- STATED TASK:
Repeat the records below exactly as they appear.

:: LISTING

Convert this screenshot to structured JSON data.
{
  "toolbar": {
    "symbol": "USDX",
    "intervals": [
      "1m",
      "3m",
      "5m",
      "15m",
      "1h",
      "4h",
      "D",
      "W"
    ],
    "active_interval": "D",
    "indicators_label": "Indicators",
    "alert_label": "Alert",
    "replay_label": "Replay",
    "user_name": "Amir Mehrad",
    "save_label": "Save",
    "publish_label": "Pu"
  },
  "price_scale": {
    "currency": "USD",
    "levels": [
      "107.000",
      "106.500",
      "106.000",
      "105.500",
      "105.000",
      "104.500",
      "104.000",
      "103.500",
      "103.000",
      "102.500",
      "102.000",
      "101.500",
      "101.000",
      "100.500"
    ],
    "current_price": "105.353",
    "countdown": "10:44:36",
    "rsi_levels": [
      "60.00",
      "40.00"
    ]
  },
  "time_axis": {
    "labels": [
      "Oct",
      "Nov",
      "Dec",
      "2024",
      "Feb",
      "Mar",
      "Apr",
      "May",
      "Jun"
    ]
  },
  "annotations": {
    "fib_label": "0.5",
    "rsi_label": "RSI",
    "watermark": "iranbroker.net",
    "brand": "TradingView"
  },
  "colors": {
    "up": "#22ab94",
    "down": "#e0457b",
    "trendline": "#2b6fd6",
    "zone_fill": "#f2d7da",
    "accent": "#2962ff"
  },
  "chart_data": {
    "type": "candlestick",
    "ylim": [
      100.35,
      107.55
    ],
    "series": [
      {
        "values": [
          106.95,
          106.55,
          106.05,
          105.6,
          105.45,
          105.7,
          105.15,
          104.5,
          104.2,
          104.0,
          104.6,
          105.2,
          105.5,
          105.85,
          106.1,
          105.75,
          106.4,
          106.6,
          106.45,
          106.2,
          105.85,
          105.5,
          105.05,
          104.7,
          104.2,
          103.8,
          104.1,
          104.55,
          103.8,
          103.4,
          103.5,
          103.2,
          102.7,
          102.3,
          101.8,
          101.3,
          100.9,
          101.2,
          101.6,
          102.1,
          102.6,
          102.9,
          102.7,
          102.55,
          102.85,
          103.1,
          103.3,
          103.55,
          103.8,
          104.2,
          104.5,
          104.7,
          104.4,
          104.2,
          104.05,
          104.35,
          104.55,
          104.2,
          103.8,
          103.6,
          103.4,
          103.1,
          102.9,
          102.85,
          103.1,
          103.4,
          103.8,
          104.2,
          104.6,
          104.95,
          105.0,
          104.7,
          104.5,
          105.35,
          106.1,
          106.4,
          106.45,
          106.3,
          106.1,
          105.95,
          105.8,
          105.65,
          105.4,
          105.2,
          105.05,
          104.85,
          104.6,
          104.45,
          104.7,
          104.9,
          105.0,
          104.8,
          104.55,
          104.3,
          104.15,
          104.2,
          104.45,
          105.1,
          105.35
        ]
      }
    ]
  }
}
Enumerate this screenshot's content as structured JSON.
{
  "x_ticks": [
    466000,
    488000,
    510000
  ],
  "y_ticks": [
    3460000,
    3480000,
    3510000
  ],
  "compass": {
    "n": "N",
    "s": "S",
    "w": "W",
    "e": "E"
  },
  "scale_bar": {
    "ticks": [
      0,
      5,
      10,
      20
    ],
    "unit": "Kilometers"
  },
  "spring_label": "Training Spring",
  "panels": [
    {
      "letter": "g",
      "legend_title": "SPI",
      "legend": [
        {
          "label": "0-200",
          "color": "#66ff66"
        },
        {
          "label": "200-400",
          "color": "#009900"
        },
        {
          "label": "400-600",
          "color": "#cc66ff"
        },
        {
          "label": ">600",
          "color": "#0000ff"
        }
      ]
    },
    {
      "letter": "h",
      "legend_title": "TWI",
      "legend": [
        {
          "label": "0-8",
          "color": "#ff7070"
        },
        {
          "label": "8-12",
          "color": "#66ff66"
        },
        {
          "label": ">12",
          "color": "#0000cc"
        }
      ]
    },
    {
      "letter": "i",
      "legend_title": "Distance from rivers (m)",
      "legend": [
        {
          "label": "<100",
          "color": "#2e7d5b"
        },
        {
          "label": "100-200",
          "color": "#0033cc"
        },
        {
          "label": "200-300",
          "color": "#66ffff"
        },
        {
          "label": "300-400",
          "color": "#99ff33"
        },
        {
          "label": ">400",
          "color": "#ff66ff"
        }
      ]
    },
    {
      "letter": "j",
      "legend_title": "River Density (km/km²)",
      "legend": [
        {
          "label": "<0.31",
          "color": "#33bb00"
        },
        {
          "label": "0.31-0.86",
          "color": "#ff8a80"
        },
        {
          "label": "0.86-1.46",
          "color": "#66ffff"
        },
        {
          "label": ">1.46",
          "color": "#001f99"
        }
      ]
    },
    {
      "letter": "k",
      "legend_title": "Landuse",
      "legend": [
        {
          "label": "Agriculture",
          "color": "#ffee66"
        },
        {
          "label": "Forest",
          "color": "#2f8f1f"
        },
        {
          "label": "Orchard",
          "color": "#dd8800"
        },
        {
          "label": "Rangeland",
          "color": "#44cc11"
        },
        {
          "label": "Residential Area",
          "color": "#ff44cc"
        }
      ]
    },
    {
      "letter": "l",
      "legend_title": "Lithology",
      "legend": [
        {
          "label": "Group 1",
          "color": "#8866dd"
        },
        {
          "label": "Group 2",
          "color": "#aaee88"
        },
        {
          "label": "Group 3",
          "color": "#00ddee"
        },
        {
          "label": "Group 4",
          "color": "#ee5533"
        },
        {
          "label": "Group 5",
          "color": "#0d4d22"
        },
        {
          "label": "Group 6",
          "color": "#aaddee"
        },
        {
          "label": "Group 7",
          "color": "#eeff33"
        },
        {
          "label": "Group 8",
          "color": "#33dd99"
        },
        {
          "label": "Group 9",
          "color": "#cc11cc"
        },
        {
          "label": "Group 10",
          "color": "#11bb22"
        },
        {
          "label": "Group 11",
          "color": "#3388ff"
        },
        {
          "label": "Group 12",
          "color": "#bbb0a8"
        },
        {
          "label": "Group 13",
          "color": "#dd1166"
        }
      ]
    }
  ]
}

::::

- TASK ANSWER:
Convert this screenshot to structured JSON data.
{
  "toolbar": {
    "symbol": "USDX",
    "intervals": [
      "1m",
      "3m",
      "5m",
      "15m",
      "1h",
      "4h",
      "D",
      "W"
    ],
    "active_interval": "D",
    "indicators_label": "Indicators",
    "alert_label": "Alert",
    "replay_label": "Replay",
    "user_name": "Amir Mehrad",
    "save_label": "Save",
    "publish_label": "Pu"
  },
  "price_scale": {
    "currency": "USD",
    "levels": [
      "107.000",
      "106.500",
      "106.000",
      "105.500",
      "105.000",
      "104.500",
      "104.000",
      "103.500",
      "103.000",
      "102.500",
      "102.000",
      "101.500",
      "101.000",
      "100.500"
    ],
    "current_price": "105.353",
    "countdown": "10:44:36",
    "rsi_levels": [
      "60.00",
      "40.00"
    ]
  },
  "time_axis": {
    "labels": [
      "Oct",
      "Nov",
      "Dec",
      "2024",
      "Feb",
      "Mar",
      "Apr",
      "May",
      "Jun"
    ]
  },
  "annotations": {
    "fib_label": "0.5",
    "rsi_label": "RSI",
    "watermark": "iranbroker.net",
    "brand": "TradingView"
  },
  "colors": {
    "up": "#22ab94",
    "down": "#e0457b",
    "trendline": "#2b6fd6",
    "zone_fill": "#f2d7da",
    "accent": "#2962ff"
  },
  "chart_data": {
    "type": "candlestick",
    "ylim": [
      100.35,
      107.55
    ],
    "series": [
      {
        "values": [
          106.95,
          106.55,
          106.05,
          105.6,
          105.45,
          105.7,
          105.15,
          104.5,
          104.2,
          104.0,
          104.6,
          105.2,
          105.5,
          105.85,
          106.1,
          105.75,
          106.4,
          106.6,
          106.45,
          106.2,
          105.85,
          105.5,
          105.05,
          104.7,
          104.2,
          103.8,
          104.1,
          104.55,
          103.8,
          103.4,
          103.5,
          103.2,
          102.7,
          102.3,
          101.8,
          101.3,
          100.9,
          101.2,
          101.6,
          102.1,
          102.6,
          102.9,
          102.7,
          102.55,
          102.85,
          103.1,
          103.3,
          103.55,
          103.8,
          104.2,
          104.5,
          104.7,
          104.4,
          104.2,
          104.05,
          104.35,
          104.55,
          104.2,
          103.8,
          103.6,
          103.4,
          103.1,
          102.9,
          102.85,
          103.1,
          103.4,
          103.8,
          104.2,
          104.6,
          104.95,
          105.0,
          104.7,
          104.5,
          105.35,
          106.1,
          106.4,
          106.45,
          106.3,
          106.1,
          105.95,
          105.8,
          105.65,
          105.4,
          105.2,
          105.05,
          104.85,
          104.6,
          104.45,
          104.7,
          104.9,
          105.0,
          104.8,
          104.55,
          104.3,
          104.15,
          104.2,
          104.45,
          105.1,
          105.35
        ]
      }
    ]
  }
}
Enumerate this screenshot's content as structured JSON.
{
  "x_ticks": [
    466000,
    488000,
    510000
  ],
  "y_ticks": [
    3460000,
    3480000,
    3510000
  ],
  "compass": {
    "n": "N",
    "s": "S",
    "w": "W",
    "e": "E"
  },
  "scale_bar": {
    "ticks": [
      0,
      5,
      10,
      20
    ],
    "unit": "Kilometers"
  },
  "spring_label": "Training Spring",
  "panels": [
    {
      "letter": "g",
      "legend_title": "SPI",
      "legend": [
        {
          "label": "0-200",
          "color": "#66ff66"
        },
        {
          "label": "200-400",
          "color": "#009900"
        },
        {
          "label": "400-600",
          "color": "#cc66ff"
        },
        {
          "label": ">600",
          "color": "#0000ff"
        }
      ]
    },
    {
      "letter": "h",
      "legend_title": "TWI",
      "legend": [
        {
          "label": "0-8",
          "color": "#ff7070"
        },
        {
          "label": "8-12",
          "color": "#66ff66"
        },
        {
          "label": ">12",
          "color": "#0000cc"
        }
      ]
    },
    {
      "letter": "i",
      "legend_title": "Distance from rivers (m)",
      "legend": [
        {
          "label": "<100",
          "color": "#2e7d5b"
        },
        {
          "label": "100-200",
          "color": "#0033cc"
        },
        {
          "label": "200-300",
          "color": "#66ffff"
        },
        {
          "label": "300-400",
          "color": "#99ff33"
        },
        {
          "label": ">400",
          "color": "#ff66ff"
        }
      ]
    },
    {
      "letter": "j",
      "legend_title": "River Density (km/km²)",
      "legend": [
        {
          "label": "<0.31",
          "color": "#33bb00"
        },
        {
          "label": "0.31-0.86",
          "color": "#ff8a80"
        },
        {
          "label": "0.86-1.46",
          "color": "#66ffff"
        },
        {
          "label": ">1.46",
          "color": "#001f99"
        }
      ]
    },
    {
      "letter": "k",
      "legend_title": "Landuse",
      "legend": [
        {
          "label": "Agriculture",
          "color": "#ffee66"
        },
        {
          "label": "Forest",
          "color": "#2f8f1f"
        },
        {
          "label": "Orchard",
          "color": "#dd8800"
        },
        {
          "label": "Rangeland",
          "color": "#44cc11"
        },
        {
          "label": "Residential Area",
          "color": "#ff44cc"
        }
      ]
    },
    {
      "letter": "l",
      "legend_title": "Lithology",
      "legend": [
        {
          "label": "Group 1",
          "color": "#8866dd"
        },
        {
          "label": "Group 2",
          "color": "#aaee88"
        },
        {
          "label": "Group 3",
          "color": "#00ddee"
        },
        {
          "label": "Group 4",
          "color": "#ee5533"
        },
        {
          "label": "Group 5",
          "color": "#0d4d22"
        },
        {
          "label": "Group 6",
          "color": "#aaddee"
        },
        {
          "label": "Group 7",
          "color": "#eeff33"
        },
        {
          "label": "Group 8",
          "color": "#33dd99"
        },
        {
          "label": "Group 9",
          "color": "#cc11cc"
        },
        {
          "label": "Group 10",
          "color": "#11bb22"
        },
        {
          "label": "Group 11",
          "color": "#3388ff"
        },
        {
          "label": "Group 12",
          "color": "#bbb0a8"
        },
        {
          "label": "Group 13",
          "color": "#dd1166"
        }
      ]
    }
  ]
}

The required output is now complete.